▶ **ASSIGNMENT**
The records below must be reproduced in full and without error.

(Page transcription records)
• • • •
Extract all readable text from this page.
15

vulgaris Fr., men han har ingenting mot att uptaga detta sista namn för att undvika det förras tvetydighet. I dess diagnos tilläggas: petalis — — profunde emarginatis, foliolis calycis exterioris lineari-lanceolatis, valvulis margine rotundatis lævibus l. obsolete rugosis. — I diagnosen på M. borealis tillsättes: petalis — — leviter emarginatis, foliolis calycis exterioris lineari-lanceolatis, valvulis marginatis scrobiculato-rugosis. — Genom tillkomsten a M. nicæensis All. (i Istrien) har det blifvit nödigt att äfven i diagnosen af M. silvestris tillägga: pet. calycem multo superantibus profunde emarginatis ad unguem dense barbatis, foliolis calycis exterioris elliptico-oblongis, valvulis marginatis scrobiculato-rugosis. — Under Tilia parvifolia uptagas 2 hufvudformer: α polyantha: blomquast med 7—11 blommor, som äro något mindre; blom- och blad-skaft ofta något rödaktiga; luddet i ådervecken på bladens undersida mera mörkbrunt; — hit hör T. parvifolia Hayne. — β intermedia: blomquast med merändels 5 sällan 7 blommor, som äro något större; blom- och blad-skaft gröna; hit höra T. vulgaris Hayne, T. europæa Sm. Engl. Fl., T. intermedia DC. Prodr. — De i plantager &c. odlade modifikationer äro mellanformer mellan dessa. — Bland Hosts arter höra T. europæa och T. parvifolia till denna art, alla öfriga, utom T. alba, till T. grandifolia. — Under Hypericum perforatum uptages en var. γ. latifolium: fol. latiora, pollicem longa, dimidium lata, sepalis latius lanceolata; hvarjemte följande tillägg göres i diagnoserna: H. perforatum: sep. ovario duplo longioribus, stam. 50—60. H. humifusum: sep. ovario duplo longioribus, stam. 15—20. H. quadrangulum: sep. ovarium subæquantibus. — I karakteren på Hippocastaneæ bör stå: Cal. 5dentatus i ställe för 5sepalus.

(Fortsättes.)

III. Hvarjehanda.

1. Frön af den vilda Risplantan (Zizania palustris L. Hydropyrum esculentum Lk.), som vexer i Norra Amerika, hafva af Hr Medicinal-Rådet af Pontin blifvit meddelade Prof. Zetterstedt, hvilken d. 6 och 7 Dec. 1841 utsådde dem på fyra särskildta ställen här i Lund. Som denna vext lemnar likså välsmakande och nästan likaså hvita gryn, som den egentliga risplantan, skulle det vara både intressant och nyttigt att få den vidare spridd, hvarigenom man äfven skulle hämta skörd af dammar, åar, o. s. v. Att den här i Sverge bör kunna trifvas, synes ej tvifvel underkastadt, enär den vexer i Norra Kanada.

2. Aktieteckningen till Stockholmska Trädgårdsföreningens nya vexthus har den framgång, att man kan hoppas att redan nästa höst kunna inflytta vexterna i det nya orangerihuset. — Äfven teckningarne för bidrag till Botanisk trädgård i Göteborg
• • • •
▶ **RESULT OF THIS EXERCISE**
Extract all readable text from this page.
15

vulgaris Fr., men han har ingenting mot att uptaga detta sista namn för att undvika det förras tvetydighet. I dess diagnos tilläggas: petalis — — profunde emarginatis, foliolis calycis exterioris lineari-lanceolatis, valvulis margine rotundatis lævibus l. obsolete rugosis. — I diagnosen på M. borealis tillsättes: petalis — — leviter emarginatis, foliolis calycis exterioris lineari-lanceolatis, valvulis marginatis scrobiculato-rugosis. — Genom tillkomsten a M. nicæensis All. (i Istrien) har det blifvit nödigt att äfven i diagnosen af M. silvestris tillägga: pet. calycem multo superantibus profunde emarginatis ad unguem dense barbatis, foliolis calycis exterioris elliptico-oblongis, valvulis marginatis scrobiculato-rugosis. — Under Tilia parvifolia uptagas 2 hufvudformer: α polyantha: blomquast med 7—11 blommor, som äro något mindre; blom- och blad-skaft ofta något rödaktiga; luddet i ådervecken på bladens undersida mera mörkbrunt; — hit hör T. parvifolia Hayne. — β intermedia: blomquast med merändels 5 sällan 7 blommor, som äro något större; blom- och blad-skaft gröna; hit höra T. vulgaris Hayne, T. europæa Sm. Engl. Fl., T. intermedia DC. Prodr. — De i plantager &c. odlade modifikationer äro mellanformer mellan dessa. — Bland Hosts arter höra T. europæa och T. parvifolia till denna art, alla öfriga, utom T. alba, till T. grandifolia. — Under Hypericum perforatum uptages en var. γ. latifolium: fol. latiora, pollicem longa, dimidium lata, sepalis latius lanceolata; hvarjemte följande tillägg göres i diagnoserna: H. perforatum: sep. ovario duplo longioribus, stam. 50—60. H. humifusum: sep. ovario duplo longioribus, stam. 15—20. H. quadrangulum: sep. ovarium subæquantibus. — I karakteren på Hippocastaneæ bör stå: Cal. 5dentatus i ställe för 5sepalus.

(Fortsättes.)

III. Hvarjehanda.

1. Frön af den vilda Risplantan (Zizania palustris L. Hydropyrum esculentum Lk.), som vexer i Norra Amerika, hafva af Hr Medicinal-Rådet af Pontin blifvit meddelade Prof. Zetterstedt, hvilken d. 6 och 7 Dec. 1841 utsådde dem på fyra särskildta ställen här i Lund. Som denna vext lemnar likså välsmakande och nästan likaså hvita gryn, som den egentliga risplantan, skulle det vara både intressant och nyttigt att få den vidare spridd, hvarigenom man äfven skulle hämta skörd af dammar, åar, o. s. v. Att den här i Sverge bör kunna trifvas, synes ej tvifvel underkastadt, enär den vexer i Norra Kanada.

2. Aktieteckningen till Stockholmska Trädgårdsföreningens nya vexthus har den framgång, att man kan hoppas att redan nästa höst kunna inflytta vexterna i det nya orangerihuset. — Äfven teckningarne för bidrag till Botanisk trädgård i Göteborg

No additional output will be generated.